## Required work:
Print the data exactly as it is given, please.

## Data supplied:
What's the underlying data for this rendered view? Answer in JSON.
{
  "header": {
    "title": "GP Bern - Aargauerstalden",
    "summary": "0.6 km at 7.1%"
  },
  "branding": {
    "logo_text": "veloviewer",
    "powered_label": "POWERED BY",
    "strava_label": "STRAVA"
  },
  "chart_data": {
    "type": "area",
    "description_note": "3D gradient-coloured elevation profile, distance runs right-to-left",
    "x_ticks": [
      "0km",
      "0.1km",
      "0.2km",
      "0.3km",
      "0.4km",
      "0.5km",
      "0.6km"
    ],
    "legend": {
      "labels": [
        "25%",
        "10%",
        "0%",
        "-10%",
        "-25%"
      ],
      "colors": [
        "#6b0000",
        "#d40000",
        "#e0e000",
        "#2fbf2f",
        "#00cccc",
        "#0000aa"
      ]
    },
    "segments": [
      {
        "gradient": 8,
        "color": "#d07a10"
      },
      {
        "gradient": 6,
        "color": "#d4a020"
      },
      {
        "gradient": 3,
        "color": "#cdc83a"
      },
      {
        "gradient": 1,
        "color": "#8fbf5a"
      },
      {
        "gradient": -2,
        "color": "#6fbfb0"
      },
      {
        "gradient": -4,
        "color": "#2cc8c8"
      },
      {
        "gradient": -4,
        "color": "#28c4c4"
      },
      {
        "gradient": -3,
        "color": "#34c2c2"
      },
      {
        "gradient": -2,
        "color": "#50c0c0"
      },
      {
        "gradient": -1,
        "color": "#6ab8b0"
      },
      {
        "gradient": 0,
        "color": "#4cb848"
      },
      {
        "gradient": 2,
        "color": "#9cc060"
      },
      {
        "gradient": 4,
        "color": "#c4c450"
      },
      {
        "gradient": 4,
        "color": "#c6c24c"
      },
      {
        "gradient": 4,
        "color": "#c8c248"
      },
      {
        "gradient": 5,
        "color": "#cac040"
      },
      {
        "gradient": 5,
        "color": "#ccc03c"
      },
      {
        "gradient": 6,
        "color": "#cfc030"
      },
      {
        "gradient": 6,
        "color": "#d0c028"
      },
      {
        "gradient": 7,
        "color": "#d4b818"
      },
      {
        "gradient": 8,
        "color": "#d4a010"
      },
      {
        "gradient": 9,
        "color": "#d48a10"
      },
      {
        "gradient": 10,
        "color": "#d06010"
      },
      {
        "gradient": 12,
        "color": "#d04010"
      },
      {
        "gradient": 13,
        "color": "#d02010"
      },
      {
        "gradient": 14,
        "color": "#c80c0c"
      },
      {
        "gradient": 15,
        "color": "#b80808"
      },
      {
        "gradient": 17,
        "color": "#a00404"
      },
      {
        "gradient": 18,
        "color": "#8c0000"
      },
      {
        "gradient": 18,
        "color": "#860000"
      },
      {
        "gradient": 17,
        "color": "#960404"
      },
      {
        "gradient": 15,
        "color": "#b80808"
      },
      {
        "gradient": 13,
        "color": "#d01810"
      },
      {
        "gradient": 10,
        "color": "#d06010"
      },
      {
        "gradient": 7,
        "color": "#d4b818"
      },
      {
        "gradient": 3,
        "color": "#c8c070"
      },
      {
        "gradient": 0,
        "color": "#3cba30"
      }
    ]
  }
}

## Solution to this problem:
What's the underlying data for this rendered view? Answer in JSON.
{
  "header": {
    "title": "GP Bern - Aargauerstalden",
    "summary": "0.6 km at 7.1%"
  },
  "branding": {
    "logo_text": "veloviewer",
    "powered_label": "POWERED BY",
    "strava_label": "STRAVA"
  },
  "chart_data": {
    "type": "area",
    "description_note": "3D gradient-coloured elevation profile, distance runs right-to-left",
    "x_ticks": [
      "0km",
      "0.1km",
      "0.2km",
      "0.3km",
      "0.4km",
      "0.5km",
      "0.6km"
    ],
    "legend": {
      "labels": [
        "25%",
        "10%",
        "0%",
        "-10%",
        "-25%"
      ],
      "colors": [
        "#6b0000",
        "#d40000",
        "#e0e000",
        "#2fbf2f",
        "#00cccc",
        "#0000aa"
      ]
    },
    "segments": [
      {
        "gradient": 8,
        "color": "#d07a10"
      },
      {
        "gradient": 6,
        "color": "#d4a020"
      },
      {
        "gradient": 3,
        "color": "#cdc83a"
      },
      {
        "gradient": 1,
        "color": "#8fbf5a"
      },
      {
        "gradient": -2,
        "color": "#6fbfb0"
      },
      {
        "gradient": -4,
        "color": "#2cc8c8"
      },
      {
        "gradient": -4,
        "color": "#28c4c4"
      },
      {
        "gradient": -3,
        "color": "#34c2c2"
      },
      {
        "gradient": -2,
        "color": "#50c0c0"
      },
      {
        "gradient": -1,
        "color": "#6ab8b0"
      },
      {
        "gradient": 0,
        "color": "#4cb848"
      },
      {
        "gradient": 2,
        "color": "#9cc060"
      },
      {
        "gradient": 4,
        "color": "#c4c450"
      },
      {
        "gradient": 4,
        "color": "#c6c24c"
      },
      {
        "gradient": 4,
        "color": "#c8c248"
      },
      {
        "gradient": 5,
        "color": "#cac040"
      },
      {
        "gradient": 5,
        "color": "#ccc03c"
      },
      {
        "gradient": 6,
        "color": "#cfc030"
      },
      {
        "gradient": 6,
        "color": "#d0c028"
      },
      {
        "gradient": 7,
        "color": "#d4b818"
      },
      {
        "gradient": 8,
        "color": "#d4a010"
      },
      {
        "gradient": 9,
        "color": "#d48a10"
      },
      {
        "gradient": 10,
        "color": "#d06010"
      },
      {
        "gradient": 12,
        "color": "#d04010"
      },
      {
        "gradient": 13,
        "color": "#d02010"
      },
      {
        "gradient": 14,
        "color": "#c80c0c"
      },
      {
        "gradient": 15,
        "color": "#b80808"
      },
      {
        "gradient": 17,
        "color": "#a00404"
      },
      {
        "gradient": 18,
        "color": "#8c0000"
      },
      {
        "gradient": 18,
        "color": "#860000"
      },
      {
        "gradient": 17,
        "color": "#960404"
      },
      {
        "gradient": 15,
        "color": "#b80808"
      },
      {
        "gradient": 13,
        "color": "#d01810"
      },
      {
        "gradient": 10,
        "color": "#d06010"
      },
      {
        "gradient": 7,
        "color": "#d4b818"
      },
      {
        "gradient": 3,
        "color": "#c8c070"
      },
      {
        "gradient": 0,
        "color": "#3cba30"
      }
    ]
  }
}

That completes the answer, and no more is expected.